- **DATA PROVIDED**:
<<<<
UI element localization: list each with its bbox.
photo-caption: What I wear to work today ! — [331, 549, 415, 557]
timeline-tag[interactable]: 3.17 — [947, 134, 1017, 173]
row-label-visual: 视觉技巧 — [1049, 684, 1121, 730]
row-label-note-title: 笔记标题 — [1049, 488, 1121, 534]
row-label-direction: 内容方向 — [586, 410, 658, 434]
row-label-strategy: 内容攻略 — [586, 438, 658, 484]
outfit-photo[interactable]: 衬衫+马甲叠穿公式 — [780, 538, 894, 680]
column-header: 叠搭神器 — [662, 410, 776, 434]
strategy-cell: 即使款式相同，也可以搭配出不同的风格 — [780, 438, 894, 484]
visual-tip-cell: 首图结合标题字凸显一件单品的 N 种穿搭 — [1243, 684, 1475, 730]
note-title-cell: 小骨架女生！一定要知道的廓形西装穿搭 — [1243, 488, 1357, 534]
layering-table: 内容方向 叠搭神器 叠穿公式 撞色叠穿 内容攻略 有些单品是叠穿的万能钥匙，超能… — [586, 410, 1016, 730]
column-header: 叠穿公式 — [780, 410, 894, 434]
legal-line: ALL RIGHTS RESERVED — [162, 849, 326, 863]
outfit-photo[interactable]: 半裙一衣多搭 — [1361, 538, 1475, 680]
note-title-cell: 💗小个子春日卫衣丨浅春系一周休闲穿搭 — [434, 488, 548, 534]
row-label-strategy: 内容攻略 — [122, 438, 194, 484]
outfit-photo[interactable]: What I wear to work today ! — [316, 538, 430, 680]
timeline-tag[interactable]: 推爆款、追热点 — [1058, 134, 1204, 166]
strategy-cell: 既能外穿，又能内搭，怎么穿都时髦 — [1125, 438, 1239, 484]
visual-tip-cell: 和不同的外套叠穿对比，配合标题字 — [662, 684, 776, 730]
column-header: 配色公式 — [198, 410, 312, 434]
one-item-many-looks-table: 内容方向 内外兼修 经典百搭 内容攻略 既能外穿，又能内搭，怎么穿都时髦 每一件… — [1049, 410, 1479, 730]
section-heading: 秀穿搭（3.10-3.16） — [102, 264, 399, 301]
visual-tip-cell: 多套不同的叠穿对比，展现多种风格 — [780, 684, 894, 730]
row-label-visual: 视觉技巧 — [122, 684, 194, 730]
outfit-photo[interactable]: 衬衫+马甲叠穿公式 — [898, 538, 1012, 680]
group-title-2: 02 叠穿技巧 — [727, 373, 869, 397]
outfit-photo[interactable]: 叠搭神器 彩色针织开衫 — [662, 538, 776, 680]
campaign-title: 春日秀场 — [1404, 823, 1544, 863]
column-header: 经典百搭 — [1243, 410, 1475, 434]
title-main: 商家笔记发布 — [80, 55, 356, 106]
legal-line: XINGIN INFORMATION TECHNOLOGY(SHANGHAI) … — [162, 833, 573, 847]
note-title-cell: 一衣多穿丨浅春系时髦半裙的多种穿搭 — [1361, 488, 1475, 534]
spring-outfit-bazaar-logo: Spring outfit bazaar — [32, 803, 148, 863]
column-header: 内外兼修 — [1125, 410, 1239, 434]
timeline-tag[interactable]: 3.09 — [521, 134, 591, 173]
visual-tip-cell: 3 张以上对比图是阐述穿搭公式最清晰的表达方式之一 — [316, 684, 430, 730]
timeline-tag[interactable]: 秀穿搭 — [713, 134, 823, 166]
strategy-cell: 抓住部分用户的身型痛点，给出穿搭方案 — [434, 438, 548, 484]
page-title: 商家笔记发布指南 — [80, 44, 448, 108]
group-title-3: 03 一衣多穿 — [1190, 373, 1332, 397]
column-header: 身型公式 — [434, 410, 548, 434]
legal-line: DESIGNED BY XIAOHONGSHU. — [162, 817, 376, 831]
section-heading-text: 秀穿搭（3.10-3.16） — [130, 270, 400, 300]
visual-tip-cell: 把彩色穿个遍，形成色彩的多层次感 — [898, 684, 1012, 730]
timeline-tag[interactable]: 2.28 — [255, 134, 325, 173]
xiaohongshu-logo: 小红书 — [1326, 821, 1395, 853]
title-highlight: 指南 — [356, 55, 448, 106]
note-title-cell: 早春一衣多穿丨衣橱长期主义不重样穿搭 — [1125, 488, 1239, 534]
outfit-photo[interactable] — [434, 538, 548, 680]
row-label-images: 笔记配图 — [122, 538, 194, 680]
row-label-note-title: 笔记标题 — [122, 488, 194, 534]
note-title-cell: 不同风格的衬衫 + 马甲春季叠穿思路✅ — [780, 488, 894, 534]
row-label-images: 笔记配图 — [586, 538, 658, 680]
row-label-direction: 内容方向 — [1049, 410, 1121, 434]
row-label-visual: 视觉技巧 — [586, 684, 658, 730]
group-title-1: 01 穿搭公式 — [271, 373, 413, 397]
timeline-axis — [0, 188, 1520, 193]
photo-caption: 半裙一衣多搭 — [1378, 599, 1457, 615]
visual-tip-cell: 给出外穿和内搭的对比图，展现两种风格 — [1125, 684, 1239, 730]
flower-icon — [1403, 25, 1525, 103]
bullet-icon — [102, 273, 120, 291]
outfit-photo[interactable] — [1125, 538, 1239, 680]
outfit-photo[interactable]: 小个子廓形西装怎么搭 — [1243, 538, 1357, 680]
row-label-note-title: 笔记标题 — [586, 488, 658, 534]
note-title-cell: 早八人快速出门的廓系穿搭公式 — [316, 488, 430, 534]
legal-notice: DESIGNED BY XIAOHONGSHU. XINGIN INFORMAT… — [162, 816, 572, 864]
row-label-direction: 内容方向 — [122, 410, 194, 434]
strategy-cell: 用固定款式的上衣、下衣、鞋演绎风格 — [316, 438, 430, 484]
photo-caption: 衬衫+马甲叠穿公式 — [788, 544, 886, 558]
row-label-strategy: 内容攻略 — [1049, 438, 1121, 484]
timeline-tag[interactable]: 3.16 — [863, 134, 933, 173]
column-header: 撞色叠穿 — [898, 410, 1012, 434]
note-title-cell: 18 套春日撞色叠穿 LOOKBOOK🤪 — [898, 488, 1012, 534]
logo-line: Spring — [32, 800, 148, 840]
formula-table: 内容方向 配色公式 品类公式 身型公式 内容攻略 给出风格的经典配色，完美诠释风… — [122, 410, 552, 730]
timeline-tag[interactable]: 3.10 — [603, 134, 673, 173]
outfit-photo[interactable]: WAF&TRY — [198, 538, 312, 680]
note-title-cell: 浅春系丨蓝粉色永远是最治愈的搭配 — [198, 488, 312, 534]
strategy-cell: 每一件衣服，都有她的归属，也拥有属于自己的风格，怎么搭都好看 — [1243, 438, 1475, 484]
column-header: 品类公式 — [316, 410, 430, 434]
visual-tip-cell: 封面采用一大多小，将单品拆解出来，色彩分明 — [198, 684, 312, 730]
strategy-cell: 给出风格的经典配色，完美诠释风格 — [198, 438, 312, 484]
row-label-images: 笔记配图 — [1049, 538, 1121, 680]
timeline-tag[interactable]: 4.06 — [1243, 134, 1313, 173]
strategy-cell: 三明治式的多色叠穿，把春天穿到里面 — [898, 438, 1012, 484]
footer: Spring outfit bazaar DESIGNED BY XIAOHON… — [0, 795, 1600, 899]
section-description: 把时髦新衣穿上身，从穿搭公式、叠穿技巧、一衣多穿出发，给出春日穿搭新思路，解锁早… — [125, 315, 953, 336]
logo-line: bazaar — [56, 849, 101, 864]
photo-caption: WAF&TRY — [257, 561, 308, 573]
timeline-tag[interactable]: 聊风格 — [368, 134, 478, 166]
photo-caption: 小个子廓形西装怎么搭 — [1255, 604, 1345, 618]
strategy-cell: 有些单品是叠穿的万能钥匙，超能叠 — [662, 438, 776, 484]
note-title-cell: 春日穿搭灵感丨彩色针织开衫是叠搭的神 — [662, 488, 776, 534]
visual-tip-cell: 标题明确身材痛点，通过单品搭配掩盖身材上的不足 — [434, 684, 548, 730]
>>>>
- **DIRECTION**: Express the material from its first line through the line containing "note-title-cell: 小骨架女生！一定要知道的廓形西装穿搭 —", inclusive, as a Markdown table with two columns, Row and Material line. Give one numbered row per line and leave out any blank lines.

- **COMPLETED EXERCISE**:
| Row | Material line |
|---|---|
| 1 | UI element localization: list each with its bbox. |
| 2 | photo-caption: What I wear to work today ! — [331, 549, 415, 557] |
| 3 | timeline-tag[interactable]: 3.17 — [947, 134, 1017, 173] |
| 4 | row-label-visual: 视觉技巧 — [1049, 684, 1121, 730] |
| 5 | row-label-note-title: 笔记标题 — [1049, 488, 1121, 534] |
| 6 | row-label-direction: 内容方向 — [586, 410, 658, 434] |
| 7 | row-label-strategy: 内容攻略 — [586, 438, 658, 484] |
| 8 | outfit-photo[interactable]: 衬衫+马甲叠穿公式 — [780, 538, 894, 680] |
| 9 | column-header: 叠搭神器 — [662, 410, 776, 434] |
| 10 | strategy-cell: 即使款式相同，也可以搭配出不同的风格 — [780, 438, 894, 484] |
| 11 | visual-tip-cell: 首图结合标题字凸显一件单品的 N 种穿搭 — [1243, 684, 1475, 730] |
| 12 | note-title-cell: 小骨架女生！一定要知道的廓形西装穿搭 — [1243, 488, 1357, 534] |